■ **Exercise**
Check each line of the material below, and copy it if it holds the string "image".

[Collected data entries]
==========

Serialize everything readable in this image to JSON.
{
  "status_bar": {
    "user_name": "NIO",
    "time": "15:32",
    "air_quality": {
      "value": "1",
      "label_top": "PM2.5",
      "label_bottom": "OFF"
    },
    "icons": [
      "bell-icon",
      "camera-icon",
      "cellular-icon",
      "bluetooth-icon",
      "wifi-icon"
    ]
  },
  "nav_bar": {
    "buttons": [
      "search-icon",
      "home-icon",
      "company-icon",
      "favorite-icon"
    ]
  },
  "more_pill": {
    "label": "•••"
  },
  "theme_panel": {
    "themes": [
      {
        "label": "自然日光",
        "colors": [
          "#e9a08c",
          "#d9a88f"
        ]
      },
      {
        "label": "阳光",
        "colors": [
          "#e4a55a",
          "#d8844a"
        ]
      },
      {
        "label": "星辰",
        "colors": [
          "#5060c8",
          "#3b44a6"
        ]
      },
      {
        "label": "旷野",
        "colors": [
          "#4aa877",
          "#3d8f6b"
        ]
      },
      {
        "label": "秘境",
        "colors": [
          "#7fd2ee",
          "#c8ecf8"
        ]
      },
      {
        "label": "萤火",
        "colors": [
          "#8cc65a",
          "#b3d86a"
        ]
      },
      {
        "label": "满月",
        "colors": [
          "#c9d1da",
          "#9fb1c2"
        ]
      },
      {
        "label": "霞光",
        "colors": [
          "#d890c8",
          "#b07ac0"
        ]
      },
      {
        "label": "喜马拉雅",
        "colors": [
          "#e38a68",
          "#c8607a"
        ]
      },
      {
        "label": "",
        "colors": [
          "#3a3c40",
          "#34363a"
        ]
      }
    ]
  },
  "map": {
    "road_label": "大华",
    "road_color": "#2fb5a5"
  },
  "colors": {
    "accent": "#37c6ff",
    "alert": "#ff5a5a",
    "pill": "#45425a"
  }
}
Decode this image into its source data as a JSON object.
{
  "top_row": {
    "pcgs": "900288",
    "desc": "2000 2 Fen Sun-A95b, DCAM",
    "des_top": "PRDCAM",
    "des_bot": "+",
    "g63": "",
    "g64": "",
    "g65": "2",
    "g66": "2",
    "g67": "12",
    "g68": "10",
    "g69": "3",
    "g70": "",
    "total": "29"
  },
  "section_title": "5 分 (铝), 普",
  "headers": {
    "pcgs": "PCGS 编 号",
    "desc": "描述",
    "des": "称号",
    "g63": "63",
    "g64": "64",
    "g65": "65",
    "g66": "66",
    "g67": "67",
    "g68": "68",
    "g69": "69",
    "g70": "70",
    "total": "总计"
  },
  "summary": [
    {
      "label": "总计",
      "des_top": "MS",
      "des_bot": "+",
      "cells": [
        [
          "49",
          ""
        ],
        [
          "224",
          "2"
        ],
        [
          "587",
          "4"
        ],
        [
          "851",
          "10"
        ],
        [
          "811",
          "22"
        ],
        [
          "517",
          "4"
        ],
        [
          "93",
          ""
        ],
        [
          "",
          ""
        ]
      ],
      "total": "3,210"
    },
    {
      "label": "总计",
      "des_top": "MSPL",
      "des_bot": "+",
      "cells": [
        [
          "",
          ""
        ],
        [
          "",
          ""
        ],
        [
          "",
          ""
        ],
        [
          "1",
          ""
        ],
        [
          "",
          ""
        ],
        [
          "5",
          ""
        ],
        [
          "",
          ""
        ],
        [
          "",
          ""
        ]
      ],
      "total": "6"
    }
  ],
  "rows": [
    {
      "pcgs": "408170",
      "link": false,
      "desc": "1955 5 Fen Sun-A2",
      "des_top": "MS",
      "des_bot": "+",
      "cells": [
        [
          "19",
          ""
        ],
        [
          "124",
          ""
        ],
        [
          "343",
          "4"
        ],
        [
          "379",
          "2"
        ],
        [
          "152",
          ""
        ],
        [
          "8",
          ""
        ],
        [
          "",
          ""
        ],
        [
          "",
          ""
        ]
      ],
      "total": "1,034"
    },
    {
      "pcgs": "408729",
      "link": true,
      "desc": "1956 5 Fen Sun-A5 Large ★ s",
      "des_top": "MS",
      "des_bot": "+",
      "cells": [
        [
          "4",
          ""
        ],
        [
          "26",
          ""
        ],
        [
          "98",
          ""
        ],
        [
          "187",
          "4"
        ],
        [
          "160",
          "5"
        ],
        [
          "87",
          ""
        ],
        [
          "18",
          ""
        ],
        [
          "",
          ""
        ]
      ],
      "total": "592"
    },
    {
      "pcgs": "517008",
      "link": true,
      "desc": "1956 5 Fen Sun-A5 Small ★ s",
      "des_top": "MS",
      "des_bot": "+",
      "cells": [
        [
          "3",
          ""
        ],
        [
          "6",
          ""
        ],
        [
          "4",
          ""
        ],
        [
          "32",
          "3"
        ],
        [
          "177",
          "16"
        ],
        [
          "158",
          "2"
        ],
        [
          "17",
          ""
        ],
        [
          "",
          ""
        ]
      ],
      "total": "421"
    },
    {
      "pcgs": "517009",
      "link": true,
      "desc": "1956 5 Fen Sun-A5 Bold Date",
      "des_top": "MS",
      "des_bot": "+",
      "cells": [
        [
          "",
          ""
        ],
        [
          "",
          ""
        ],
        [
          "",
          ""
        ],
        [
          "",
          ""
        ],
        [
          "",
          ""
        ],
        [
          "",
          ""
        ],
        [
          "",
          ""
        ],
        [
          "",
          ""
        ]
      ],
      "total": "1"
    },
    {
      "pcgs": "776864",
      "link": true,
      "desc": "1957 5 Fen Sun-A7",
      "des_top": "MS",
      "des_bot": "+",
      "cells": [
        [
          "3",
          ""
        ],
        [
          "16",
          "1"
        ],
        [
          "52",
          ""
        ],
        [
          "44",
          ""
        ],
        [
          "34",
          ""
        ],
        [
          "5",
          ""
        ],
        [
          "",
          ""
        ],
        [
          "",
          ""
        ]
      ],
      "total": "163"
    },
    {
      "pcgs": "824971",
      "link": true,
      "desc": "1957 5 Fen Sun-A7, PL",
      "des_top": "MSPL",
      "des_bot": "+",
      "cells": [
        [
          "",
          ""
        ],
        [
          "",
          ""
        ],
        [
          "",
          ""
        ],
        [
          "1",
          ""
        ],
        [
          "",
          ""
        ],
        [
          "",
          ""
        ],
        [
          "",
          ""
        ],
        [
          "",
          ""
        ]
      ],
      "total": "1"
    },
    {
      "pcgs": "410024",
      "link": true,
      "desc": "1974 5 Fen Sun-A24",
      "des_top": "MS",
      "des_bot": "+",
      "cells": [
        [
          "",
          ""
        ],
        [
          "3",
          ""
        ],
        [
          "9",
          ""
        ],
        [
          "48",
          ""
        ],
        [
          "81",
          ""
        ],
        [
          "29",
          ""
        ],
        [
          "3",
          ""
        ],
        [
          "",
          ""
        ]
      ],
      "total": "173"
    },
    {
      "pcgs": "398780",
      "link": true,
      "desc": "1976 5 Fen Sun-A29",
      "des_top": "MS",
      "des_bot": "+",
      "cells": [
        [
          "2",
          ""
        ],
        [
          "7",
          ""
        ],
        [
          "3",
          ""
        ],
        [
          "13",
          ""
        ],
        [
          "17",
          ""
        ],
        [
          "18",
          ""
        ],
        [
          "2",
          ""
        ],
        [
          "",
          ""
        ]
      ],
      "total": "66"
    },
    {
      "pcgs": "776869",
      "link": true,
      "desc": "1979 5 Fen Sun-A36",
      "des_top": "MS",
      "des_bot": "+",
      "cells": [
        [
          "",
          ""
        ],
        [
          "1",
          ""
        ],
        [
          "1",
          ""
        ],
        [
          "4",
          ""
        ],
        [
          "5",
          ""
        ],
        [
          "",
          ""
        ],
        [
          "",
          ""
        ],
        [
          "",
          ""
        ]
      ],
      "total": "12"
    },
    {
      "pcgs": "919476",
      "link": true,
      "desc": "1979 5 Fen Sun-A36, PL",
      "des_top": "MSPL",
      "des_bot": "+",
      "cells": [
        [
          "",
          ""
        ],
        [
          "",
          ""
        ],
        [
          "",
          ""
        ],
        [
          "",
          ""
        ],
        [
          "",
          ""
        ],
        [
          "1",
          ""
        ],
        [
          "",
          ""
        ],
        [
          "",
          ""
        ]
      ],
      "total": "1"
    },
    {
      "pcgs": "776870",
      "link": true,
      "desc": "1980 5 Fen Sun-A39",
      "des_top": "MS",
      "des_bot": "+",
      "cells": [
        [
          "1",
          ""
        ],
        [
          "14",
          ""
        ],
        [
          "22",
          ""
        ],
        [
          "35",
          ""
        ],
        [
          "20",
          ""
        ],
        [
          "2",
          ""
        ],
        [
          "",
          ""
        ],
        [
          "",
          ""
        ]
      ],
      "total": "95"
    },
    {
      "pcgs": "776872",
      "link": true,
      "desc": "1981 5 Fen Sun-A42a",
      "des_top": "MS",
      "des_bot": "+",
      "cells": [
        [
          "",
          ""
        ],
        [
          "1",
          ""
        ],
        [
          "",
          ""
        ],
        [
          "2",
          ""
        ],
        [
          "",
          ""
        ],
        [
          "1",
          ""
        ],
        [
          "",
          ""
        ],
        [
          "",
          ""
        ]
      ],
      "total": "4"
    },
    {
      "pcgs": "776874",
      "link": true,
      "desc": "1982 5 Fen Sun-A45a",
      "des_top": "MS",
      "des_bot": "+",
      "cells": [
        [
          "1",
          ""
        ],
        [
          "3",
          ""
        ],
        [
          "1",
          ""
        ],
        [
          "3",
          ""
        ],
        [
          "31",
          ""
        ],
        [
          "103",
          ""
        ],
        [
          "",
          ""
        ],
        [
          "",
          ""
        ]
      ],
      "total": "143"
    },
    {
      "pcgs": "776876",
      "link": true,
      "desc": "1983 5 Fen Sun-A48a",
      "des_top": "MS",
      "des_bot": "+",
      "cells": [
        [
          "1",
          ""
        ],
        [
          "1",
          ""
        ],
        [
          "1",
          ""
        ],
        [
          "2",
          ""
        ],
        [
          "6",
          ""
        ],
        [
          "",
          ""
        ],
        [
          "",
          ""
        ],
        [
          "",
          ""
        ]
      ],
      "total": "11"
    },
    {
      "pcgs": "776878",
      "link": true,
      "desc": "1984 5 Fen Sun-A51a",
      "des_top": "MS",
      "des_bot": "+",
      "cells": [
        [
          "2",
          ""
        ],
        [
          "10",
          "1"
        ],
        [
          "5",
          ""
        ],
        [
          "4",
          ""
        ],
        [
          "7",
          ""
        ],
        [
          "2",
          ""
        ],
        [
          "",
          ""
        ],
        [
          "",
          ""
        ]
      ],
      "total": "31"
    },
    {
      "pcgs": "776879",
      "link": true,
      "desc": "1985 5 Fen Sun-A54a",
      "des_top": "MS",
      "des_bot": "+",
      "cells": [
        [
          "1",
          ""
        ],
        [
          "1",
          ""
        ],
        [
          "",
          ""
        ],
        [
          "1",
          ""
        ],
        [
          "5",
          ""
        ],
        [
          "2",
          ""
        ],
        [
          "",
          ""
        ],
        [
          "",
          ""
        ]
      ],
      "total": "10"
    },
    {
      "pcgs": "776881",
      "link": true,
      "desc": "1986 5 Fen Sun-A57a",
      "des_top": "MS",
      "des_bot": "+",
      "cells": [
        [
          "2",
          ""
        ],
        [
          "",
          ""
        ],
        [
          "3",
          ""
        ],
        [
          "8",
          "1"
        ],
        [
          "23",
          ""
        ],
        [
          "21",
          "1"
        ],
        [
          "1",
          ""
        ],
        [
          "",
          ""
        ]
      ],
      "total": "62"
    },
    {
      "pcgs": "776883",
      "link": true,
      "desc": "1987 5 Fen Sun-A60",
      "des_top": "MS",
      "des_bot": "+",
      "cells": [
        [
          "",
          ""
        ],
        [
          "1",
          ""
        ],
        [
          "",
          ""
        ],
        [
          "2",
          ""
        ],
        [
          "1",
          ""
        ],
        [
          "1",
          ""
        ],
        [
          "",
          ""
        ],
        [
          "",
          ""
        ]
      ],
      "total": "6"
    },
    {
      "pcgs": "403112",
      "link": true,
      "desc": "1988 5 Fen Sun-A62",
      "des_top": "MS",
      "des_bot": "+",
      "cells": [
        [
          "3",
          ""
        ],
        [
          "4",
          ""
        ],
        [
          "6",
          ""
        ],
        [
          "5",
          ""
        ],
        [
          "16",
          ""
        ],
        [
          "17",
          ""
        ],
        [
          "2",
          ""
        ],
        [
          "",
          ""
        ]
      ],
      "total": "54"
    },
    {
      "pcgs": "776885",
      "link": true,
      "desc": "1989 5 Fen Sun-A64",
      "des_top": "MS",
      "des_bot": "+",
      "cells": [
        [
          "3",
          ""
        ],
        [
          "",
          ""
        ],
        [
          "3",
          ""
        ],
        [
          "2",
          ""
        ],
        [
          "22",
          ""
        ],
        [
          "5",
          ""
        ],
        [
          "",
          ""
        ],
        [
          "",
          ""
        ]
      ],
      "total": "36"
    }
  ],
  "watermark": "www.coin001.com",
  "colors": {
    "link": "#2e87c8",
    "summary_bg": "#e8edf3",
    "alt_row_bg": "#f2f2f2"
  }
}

==========

■ **Expected answer**
Serialize everything readable in this image to JSON.
Decode this image into its source data as a JSON object.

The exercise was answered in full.